Document segment:
Evaluation of the safety, pharmacokinetics and treatment effects of an ανβ3 integrin inhibitor on bone turnover and disease activity in men with hormone‐refractory prostate cancer and bone metastases

Abstract

This study aimed to evaluate the safety, pharmacokinetics and treatment effects of an alpha(nu)beta(3) integrin inhibitor on bone turnover and disease activity in men with hormone-refractory prostate cancer (HRPC) and bone metastases. A total of 21 patients with bone metastases and HRPC were randomized to receive MK-0429 200 mg b.i.d. or 1600 mg b.i.d. for 4 weeks. Toxicity, pharmacokinetics and markers of bone turnover and tumor activity were examined. Nausea was the most common adverse event: one (200-mg group) and 11 (1600-mg group) patients. At 4 weeks, mean AUC(0-12 h) was 210 mmol*h (200-mg group) and 673 mmol*h (1600-mg group); mean C(max) values were 42 mmol/L (200-mg group) and 154 mmol/L (1600-mg group). Urinary cross-linked N-telopeptides of type I collagen to creatinine ratio (uNTx), a bone turnover biomarker, showed a change from baseline of -43.4 percent (200-mg group) and -34.1 percent (1600-mg group). There was an increase in serum prostate specific antigen (PSA), a marker for disease activity, of 54.1 percent (200-mg group) and 44.5 percent (1600-mg group). MK-0429 was generally well tolerated, with the most common side-effect being nausea. There was some evidence of an early reduction of bone turnover, indicating a potential for clinical use in the treatment of MBD although serum PSA was unexpectedly increased during the study.

Records provided:
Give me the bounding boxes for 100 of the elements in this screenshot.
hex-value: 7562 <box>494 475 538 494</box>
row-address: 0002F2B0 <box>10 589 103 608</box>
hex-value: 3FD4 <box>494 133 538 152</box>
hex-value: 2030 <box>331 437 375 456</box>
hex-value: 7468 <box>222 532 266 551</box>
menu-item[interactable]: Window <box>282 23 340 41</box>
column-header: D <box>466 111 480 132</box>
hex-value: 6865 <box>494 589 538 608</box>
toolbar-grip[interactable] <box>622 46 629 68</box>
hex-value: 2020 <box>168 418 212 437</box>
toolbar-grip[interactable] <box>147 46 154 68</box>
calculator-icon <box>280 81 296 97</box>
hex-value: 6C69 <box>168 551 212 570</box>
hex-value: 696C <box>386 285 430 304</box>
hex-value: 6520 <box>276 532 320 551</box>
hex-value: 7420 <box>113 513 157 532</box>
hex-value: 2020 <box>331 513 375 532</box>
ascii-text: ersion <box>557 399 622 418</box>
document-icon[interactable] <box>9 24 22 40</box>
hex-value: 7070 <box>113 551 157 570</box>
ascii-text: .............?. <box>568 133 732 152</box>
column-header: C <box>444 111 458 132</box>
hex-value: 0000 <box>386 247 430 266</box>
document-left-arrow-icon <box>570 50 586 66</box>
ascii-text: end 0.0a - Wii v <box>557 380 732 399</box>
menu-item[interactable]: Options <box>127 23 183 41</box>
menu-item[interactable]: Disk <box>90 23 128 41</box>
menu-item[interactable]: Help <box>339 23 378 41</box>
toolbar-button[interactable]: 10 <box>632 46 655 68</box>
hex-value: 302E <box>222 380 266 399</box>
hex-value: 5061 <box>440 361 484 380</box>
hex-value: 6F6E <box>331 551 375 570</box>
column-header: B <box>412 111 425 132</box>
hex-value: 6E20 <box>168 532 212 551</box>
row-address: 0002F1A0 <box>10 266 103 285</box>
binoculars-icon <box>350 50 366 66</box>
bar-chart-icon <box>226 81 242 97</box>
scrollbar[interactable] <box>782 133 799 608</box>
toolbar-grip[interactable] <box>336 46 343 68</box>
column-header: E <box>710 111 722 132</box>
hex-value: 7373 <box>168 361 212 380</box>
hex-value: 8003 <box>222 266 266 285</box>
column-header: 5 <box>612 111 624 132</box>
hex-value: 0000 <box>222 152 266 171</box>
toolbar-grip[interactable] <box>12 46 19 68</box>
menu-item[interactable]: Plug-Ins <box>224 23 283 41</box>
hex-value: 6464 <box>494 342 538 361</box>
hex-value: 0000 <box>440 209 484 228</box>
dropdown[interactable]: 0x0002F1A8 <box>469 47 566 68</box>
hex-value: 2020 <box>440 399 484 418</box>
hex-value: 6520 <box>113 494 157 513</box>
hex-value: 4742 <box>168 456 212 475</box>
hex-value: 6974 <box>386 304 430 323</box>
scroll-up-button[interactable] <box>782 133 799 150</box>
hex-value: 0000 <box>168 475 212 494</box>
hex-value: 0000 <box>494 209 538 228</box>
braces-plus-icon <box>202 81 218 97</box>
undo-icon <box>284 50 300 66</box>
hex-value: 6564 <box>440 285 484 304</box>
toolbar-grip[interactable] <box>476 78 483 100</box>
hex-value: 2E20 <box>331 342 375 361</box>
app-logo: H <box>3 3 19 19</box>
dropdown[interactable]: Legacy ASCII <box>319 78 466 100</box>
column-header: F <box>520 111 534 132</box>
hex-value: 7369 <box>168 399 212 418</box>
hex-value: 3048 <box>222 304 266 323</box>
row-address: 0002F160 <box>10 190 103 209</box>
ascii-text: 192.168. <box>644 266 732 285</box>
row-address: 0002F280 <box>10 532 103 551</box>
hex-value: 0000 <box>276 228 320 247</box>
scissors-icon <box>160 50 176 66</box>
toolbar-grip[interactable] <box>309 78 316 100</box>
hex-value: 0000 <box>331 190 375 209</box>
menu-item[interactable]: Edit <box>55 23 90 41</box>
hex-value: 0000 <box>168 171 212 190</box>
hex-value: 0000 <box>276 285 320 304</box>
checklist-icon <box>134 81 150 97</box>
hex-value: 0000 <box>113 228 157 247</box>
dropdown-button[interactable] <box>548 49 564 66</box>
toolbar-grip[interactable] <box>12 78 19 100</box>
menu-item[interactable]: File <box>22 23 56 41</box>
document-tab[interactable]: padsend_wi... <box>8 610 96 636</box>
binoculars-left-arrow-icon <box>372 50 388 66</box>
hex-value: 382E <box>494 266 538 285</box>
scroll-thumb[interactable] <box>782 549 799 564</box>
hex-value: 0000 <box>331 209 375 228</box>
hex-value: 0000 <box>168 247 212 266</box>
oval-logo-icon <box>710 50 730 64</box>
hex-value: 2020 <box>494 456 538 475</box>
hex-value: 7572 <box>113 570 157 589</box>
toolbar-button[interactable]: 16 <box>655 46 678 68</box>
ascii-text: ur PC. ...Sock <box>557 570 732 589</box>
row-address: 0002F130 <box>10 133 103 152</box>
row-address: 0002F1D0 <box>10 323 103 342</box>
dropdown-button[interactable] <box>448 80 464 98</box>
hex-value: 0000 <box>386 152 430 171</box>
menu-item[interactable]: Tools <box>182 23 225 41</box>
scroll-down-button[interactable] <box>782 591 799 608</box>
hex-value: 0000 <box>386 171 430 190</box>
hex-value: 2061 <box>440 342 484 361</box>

What is required: List every percentage change reported in the prostate cancer abstract, giving the measure and dose group for each. The listing is unrelated to the prostate cancer abstract.

Expected answer:
- uNTx, 200-mg group: -43.4 percent
- uNTx, 1600-mg group: -34.1 percent
- Serum PSA, 200-mg group: an increase of 54.1 percent
- Serum PSA, 1600-mg group: an increase of 44.5 percent